## start RECORDS TO USE

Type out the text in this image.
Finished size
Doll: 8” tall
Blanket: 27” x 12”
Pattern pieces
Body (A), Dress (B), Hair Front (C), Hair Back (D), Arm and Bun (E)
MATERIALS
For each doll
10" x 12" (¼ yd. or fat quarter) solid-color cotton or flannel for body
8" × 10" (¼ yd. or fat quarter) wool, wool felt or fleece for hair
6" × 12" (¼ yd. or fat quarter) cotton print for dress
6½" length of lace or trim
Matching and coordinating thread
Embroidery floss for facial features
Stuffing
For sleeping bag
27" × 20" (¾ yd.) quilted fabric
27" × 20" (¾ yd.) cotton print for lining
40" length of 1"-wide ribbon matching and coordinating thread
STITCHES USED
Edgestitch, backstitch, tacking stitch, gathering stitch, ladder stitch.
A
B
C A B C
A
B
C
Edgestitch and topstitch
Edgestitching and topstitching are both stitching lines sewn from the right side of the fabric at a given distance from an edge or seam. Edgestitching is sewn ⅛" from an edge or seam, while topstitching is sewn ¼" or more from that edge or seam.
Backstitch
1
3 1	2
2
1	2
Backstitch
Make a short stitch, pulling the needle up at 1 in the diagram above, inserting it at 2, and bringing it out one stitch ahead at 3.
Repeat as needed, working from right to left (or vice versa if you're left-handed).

## end RECORDS TO USE
## start RECORDS TO USE

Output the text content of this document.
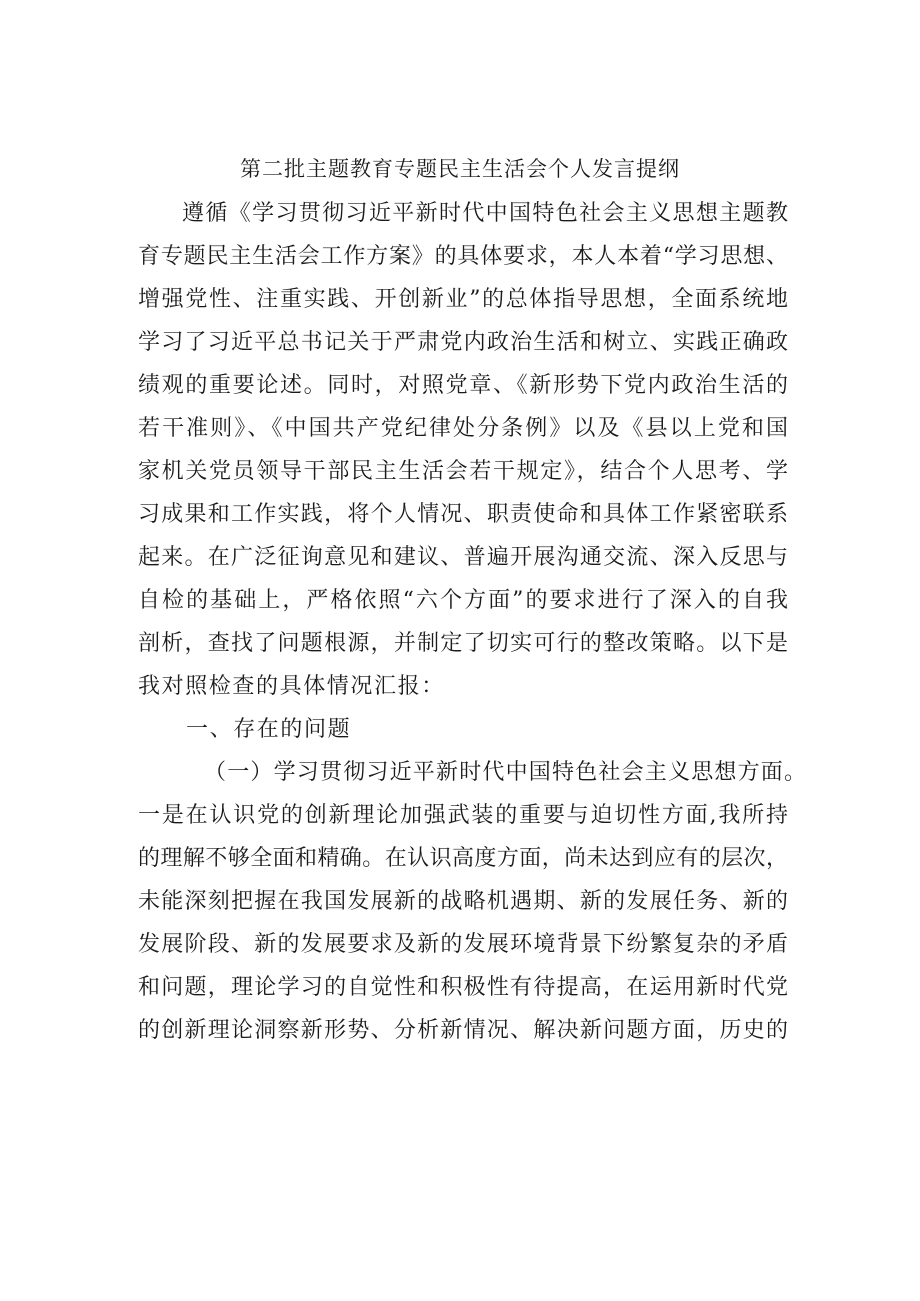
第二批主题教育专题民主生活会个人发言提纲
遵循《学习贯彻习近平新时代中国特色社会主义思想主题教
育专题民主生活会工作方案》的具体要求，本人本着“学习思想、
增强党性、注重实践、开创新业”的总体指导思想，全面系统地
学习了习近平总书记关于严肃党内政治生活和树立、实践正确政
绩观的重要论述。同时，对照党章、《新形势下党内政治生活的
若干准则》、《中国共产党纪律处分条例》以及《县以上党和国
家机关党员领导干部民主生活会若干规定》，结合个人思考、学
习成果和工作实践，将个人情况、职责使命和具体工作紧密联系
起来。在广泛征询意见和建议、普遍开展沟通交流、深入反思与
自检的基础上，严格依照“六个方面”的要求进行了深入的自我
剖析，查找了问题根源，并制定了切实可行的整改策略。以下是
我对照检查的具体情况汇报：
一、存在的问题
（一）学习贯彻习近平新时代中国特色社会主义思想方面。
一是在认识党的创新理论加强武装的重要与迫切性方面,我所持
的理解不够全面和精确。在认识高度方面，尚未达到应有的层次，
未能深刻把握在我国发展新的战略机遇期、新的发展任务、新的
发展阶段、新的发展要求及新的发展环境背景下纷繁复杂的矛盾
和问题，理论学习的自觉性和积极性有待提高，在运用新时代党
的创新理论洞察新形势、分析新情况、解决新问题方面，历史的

## end RECORDS TO USE
## start RECORDS TO USE

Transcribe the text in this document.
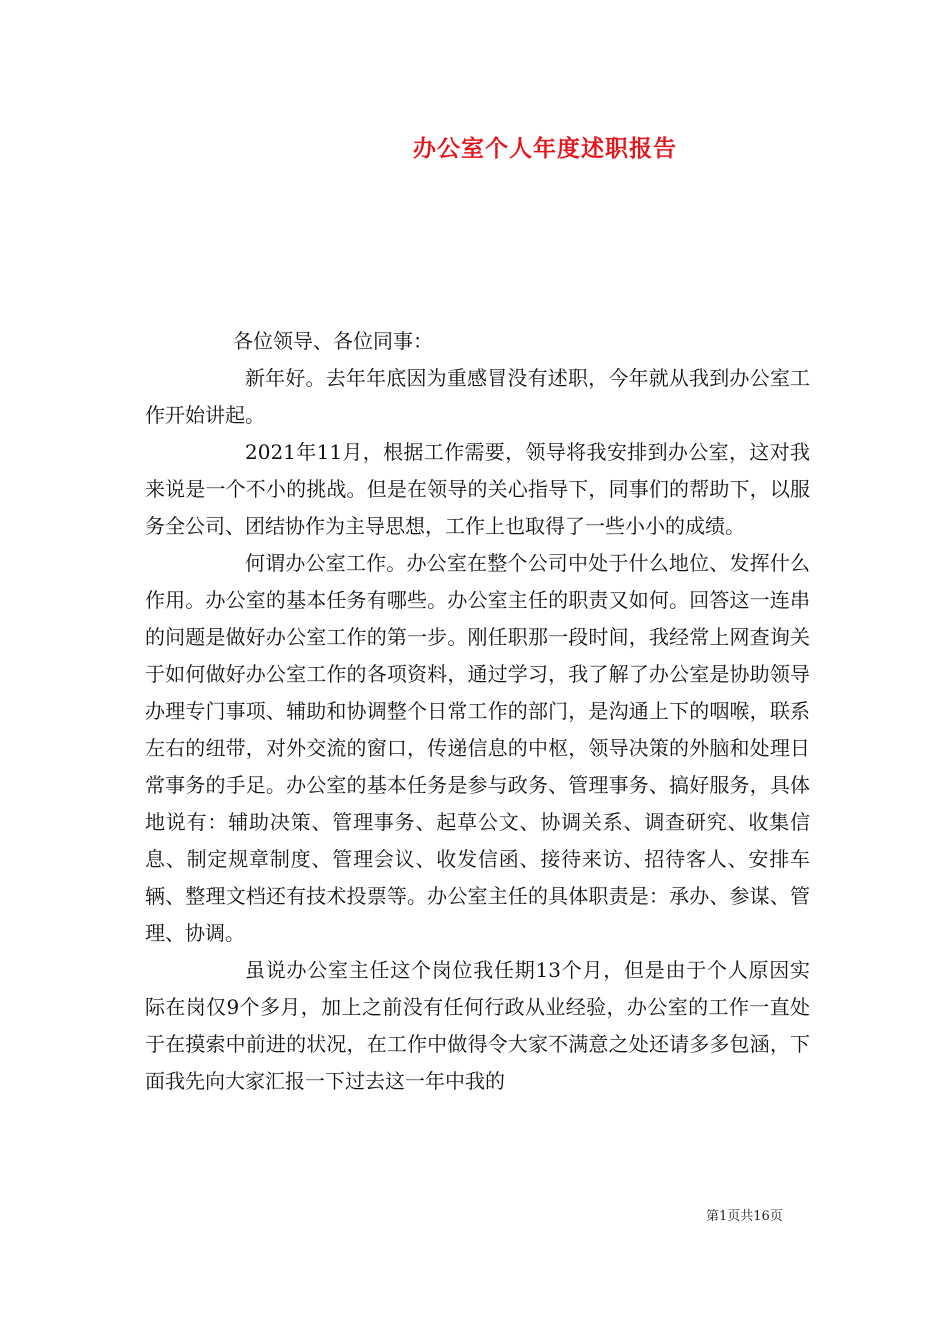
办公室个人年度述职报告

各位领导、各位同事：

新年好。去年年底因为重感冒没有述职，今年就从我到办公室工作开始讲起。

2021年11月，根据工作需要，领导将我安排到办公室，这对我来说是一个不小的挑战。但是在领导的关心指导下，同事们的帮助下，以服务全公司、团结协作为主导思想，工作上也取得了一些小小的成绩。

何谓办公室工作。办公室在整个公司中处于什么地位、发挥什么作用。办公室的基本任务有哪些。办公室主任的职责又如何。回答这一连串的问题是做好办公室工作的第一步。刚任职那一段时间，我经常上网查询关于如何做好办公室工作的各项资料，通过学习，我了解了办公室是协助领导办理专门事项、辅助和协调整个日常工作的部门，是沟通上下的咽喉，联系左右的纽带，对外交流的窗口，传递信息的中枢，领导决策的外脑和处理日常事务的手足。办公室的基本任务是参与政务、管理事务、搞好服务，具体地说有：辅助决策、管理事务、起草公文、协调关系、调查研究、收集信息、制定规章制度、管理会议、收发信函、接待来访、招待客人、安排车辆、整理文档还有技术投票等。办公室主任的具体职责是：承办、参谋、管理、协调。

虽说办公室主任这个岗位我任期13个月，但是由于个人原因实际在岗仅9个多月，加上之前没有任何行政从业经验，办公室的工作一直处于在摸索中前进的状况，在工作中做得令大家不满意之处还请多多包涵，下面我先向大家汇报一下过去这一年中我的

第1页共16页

## end RECORDS TO USE

■ TASK: Identify lines with the string "from". Copy each one.

■ WORKED SOLUTION:
Edgestitching and topstitching are both stitching lines sewn from the right side of the fabric at a given distance from an edge or seam. Edgestitching is sewn ⅛" from an edge or seam, while topstitching is sewn ¼" or more from that edge or seam.
Repeat as needed, working from right to left (or vice versa if you're left-handed).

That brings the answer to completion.